_Qué se pide_
Responde estas preguntas con lo que dice el fragmento:
1. ¿Qué frase solían decir los editores de periódicos?
2. ¿Con qué compara el fragmento nuestras aplicaciones sociales?
3. ¿Cuál es el objetivo simple de la mayoría de los medios de comunicación?

_Fragmento_

Sintonizamos para ver a dos analistas políticos destrozarse mutuamente en las noticias por cable. Le damos “me gusta” y compartimos chistes insultantes en las redes sociales hechos a expensas de aquellos que piensan diferente a nosotros. Convertimos un incidente desafortunado en la vida de alguien en un meme para que la gente se burle de ellos.
Y nos encanta elegir un bando. Nos identificamos con el vecino razonable que trata con el buscapleitos entrometido de al lado. Pasamos una gran cantidad de tiempo en línea leyendo sobre puntos de vista opuestos en temas de tendencia que sabemos que solo servirán para enojarnos. Es como si muchos de nosotros estuviéramos adictos a la pelea. Y parece que la evolución de la tecnología y los medios de comunicación ha creado una arena que alimenta la adicción — como esas imágenes, videos e historias de odio— y las ideas son más fuertes que cualquier otra cosa que consumimos. ¿Pero por qué?
La mayoría de los medios de comunicación tienen un objetivo simple: crear contenido que genere una audiencia y vender esa audiencia a los anunciantes. Los editores de periódicos solían decir: “Si sangra, conduce”, porque las historias sobre crímenes violentos y conflictos a menudo llegaban a la portada, despertando las emociones del lector y vendiendo más periódicos. Ahora las redes sociales nos hacen a todos socios en esa manipulación emocional. El contenido más ruidoso y cargado tiende a obtener la mayor cantidad de comentarios y acciones de “me gusta” y “compartir”. Y a medida que las gigantescas empresas de medios y tecnología que cotizan en bolsa sienten la presión de proporcionar más valor para los accionistas, estas encuentran formas de mantenernos consumiendo. Y nada mantiene a una audiencia involucrada como subirle el volumen al conflicto.
Hacer que nos enfrentemos en batallas ideológicas, amplificando momentos e historias de odio en toda la humanidad todo el tiempo es una excelente forma de crear una audiencia y vender anuncios. También es una forma efectiva de hacer que las personas se sientan enojadas, aisladas, ansiosas y desconfiadas de los demás. Y, al igual que una máquina tragamonedas, nuestras aplicaciones (apps) sociales recompensan los centros de placer en nuestros cerebros cuando recibimos acciones de “me gusta” y “compartir”, así como comentarios cuando participamos — cuando comentamos en ese video divisivo o cuando compartimos ese meme sarcástico—. Es sistémico. Es diabólico. Y funciona.

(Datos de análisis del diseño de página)
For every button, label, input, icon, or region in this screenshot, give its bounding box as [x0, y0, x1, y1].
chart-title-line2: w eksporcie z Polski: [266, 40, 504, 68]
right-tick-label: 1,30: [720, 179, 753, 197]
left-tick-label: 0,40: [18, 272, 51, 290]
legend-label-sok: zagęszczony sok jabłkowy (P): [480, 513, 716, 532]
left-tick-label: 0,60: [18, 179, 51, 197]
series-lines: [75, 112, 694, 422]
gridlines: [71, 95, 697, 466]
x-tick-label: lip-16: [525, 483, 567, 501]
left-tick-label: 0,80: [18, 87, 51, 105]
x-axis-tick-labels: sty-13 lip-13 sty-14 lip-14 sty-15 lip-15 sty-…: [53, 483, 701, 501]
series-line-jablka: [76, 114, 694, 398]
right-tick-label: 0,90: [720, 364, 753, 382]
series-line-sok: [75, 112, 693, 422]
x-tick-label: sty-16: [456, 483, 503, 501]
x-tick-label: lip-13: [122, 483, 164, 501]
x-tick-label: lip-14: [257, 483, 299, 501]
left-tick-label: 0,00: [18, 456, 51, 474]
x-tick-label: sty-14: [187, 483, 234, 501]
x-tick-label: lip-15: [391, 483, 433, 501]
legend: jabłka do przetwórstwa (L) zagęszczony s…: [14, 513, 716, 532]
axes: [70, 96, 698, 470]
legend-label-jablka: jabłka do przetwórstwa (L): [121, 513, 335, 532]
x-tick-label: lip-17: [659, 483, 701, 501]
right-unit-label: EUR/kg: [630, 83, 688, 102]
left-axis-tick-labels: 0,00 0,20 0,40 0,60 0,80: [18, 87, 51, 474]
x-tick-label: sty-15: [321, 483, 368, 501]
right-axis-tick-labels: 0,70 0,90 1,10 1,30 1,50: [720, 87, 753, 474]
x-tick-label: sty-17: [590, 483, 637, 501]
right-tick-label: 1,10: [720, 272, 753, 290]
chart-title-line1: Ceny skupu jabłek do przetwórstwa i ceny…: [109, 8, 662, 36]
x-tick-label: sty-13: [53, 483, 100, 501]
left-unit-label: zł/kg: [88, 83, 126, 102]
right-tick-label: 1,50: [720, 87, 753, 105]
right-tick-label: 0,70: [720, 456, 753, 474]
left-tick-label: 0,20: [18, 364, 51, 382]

_Respuesta escrita_
1. "Si sangra, conduce".
2. Con una máquina tragamonedas.
3. Crear contenido que genere una audiencia y vender esa audiencia a los anunciantes.